**Short problem**
Transcribe the records exactly. Pictures do not belong in the transcription.

**Given records**
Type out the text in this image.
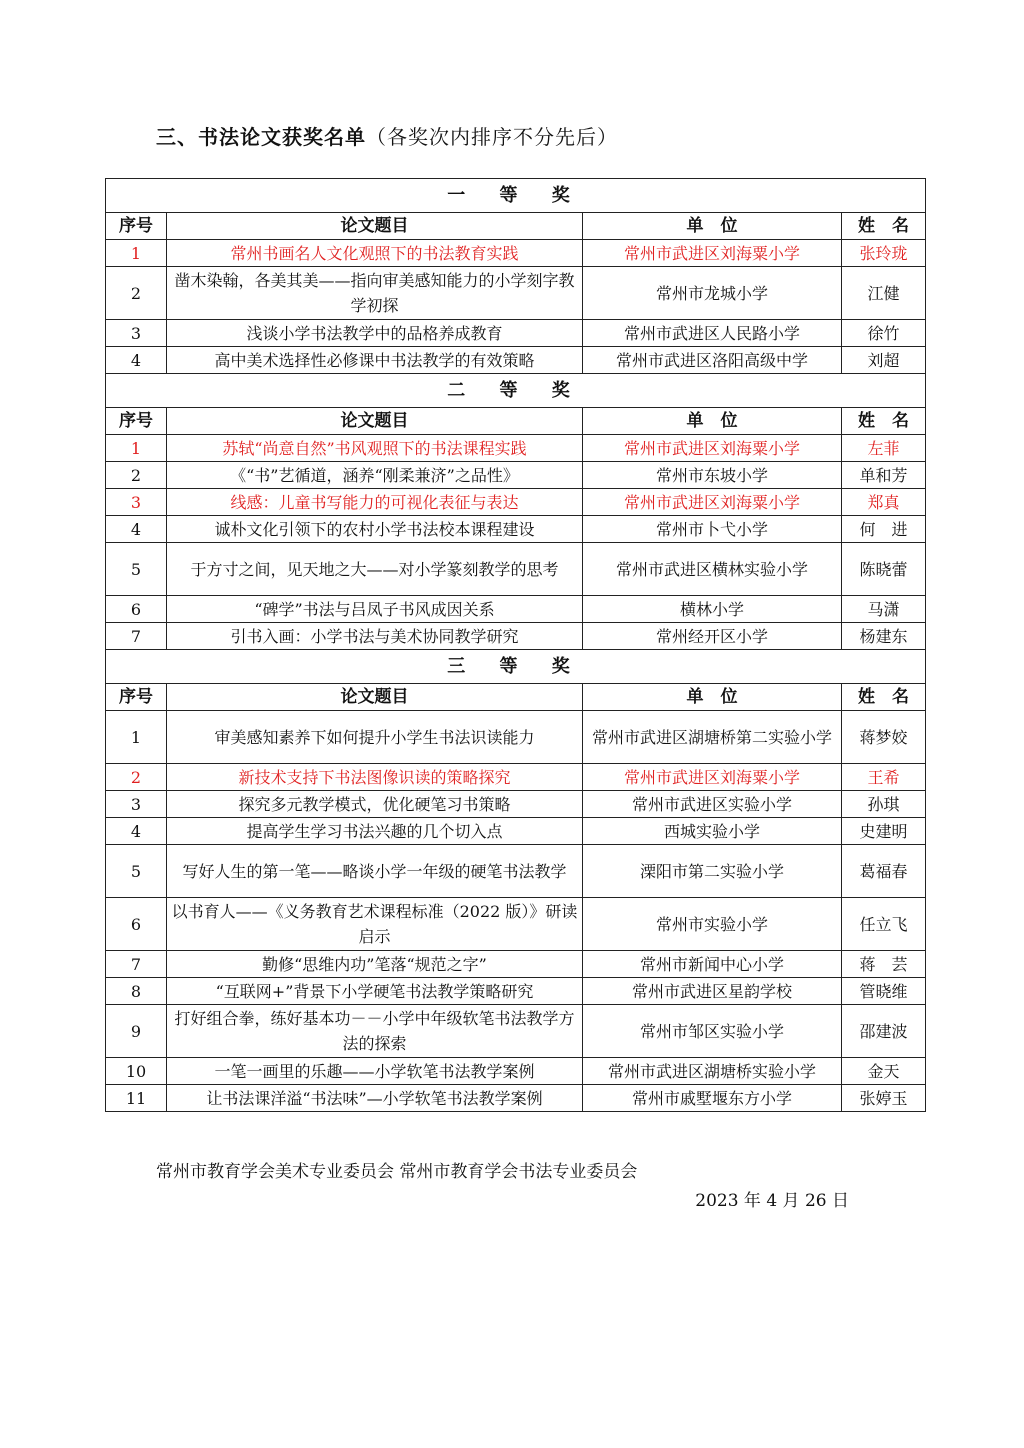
三、书法论文获奖名单（各奖次内排序不分先后）
一 等 奖			
序号	论文题目	单　位	姓　名
1	常州书画名人文化观照下的书法教育实践	常州市武进区刘海粟小学	张玲珑
2	凿木染翰，各美其美——指向审美感知能力的小学刻字教学初探	常州市龙城小学	江健
3	浅谈小学书法教学中的品格养成教育	常州市武进区人民路小学	徐竹
4	高中美术选择性必修课中书法教学的有效策略	常州市武进区洛阳高级中学	刘超
二 等 奖			
序号	论文题目	单　位	姓　名
1	苏轼“尚意自然”书风观照下的书法课程实践	常州市武进区刘海粟小学	左菲
2	《“书”艺循道，涵养“刚柔兼济”之品性》	常州市东坡小学	单和芳
3	线感：儿童书写能力的可视化表征与表达	常州市武进区刘海粟小学	郑真
4	诚朴文化引领下的农村小学书法校本课程建设	常州市卜弋小学	何　进
5	于方寸之间，见天地之大——对小学篆刻教学的思考	常州市武进区横林实验小学	陈晓蕾
6	“碑学”书法与吕凤子书风成因关系	横林小学	马潇
7	引书入画：小学书法与美术协同教学研究	常州经开区小学	杨建东
三 等 奖			
序号	论文题目	单　位	姓　名
1	审美感知素养下如何提升小学生书法识读能力	常州市武进区湖塘桥第二实验小学	蒋梦姣
2	新技术支持下书法图像识读的策略探究	常州市武进区刘海粟小学	王希
3	探究多元教学模式，优化硬笔习书策略	常州市武进区实验小学	孙琪
4	提高学生学习书法兴趣的几个切入点	西城实验小学	史建明
5	写好人生的第一笔——略谈小学一年级的硬笔书法教学	溧阳市第二实验小学	葛福春
6	以书育人——《义务教育艺术课程标准（2022 版）》研读启示	常州市实验小学	任立飞
7	勤修“思维内功”笔落“规范之字”	常州市新闻中心小学	蒋　芸
8	“互联网+”背景下小学硬笔书法教学策略研究	常州市武进区星韵学校	管晓维
9	打好组合拳，练好基本功－－小学中年级软笔书法教学方法的探索	常州市邹区实验小学	邵建波
10	一笔一画里的乐趣——小学软笔书法教学案例	常州市武进区湖塘桥实验小学	金天
11	让书法课洋溢“书法味”—小学软笔书法教学案例	常州市戚墅堰东方小学	张婷玉
常州市教育学会美术专业委员会 常州市教育学会书法专业委员会
2023 年 4 月 26 日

**Written response**
Type out the text in this image.
三、书法论文获奖名单（各奖次内排序不分先后）
一 等 奖			
序号	论文题目	单　位	姓　名
1	常州书画名人文化观照下的书法教育实践	常州市武进区刘海粟小学	张玲珑
2	凿木染翰，各美其美——指向审美感知能力的小学刻字教学初探	常州市龙城小学	江健
3	浅谈小学书法教学中的品格养成教育	常州市武进区人民路小学	徐竹
4	高中美术选择性必修课中书法教学的有效策略	常州市武进区洛阳高级中学	刘超
二 等 奖			
序号	论文题目	单　位	姓　名
1	苏轼“尚意自然”书风观照下的书法课程实践	常州市武进区刘海粟小学	左菲
2	《“书”艺循道，涵养“刚柔兼济”之品性》	常州市东坡小学	单和芳
3	线感：儿童书写能力的可视化表征与表达	常州市武进区刘海粟小学	郑真
4	诚朴文化引领下的农村小学书法校本课程建设	常州市卜弋小学	何　进
5	于方寸之间，见天地之大——对小学篆刻教学的思考	常州市武进区横林实验小学	陈晓蕾
6	“碑学”书法与吕凤子书风成因关系	横林小学	马潇
7	引书入画：小学书法与美术协同教学研究	常州经开区小学	杨建东
三 等 奖			
序号	论文题目	单　位	姓　名
1	审美感知素养下如何提升小学生书法识读能力	常州市武进区湖塘桥第二实验小学	蒋梦姣
2	新技术支持下书法图像识读的策略探究	常州市武进区刘海粟小学	王希
3	探究多元教学模式，优化硬笔习书策略	常州市武进区实验小学	孙琪
4	提高学生学习书法兴趣的几个切入点	西城实验小学	史建明
5	写好人生的第一笔——略谈小学一年级的硬笔书法教学	溧阳市第二实验小学	葛福春
6	以书育人——《义务教育艺术课程标准（2022 版）》研读启示	常州市实验小学	任立飞
7	勤修“思维内功”笔落“规范之字”	常州市新闻中心小学	蒋　芸
8	“互联网+”背景下小学硬笔书法教学策略研究	常州市武进区星韵学校	管晓维
9	打好组合拳，练好基本功－－小学中年级软笔书法教学方法的探索	常州市邹区实验小学	邵建波
10	一笔一画里的乐趣——小学软笔书法教学案例	常州市武进区湖塘桥实验小学	金天
11	让书法课洋溢“书法味”—小学软笔书法教学案例	常州市戚墅堰东方小学	张婷玉
常州市教育学会美术专业委员会 常州市教育学会书法专业委员会
2023 年 4 月 26 日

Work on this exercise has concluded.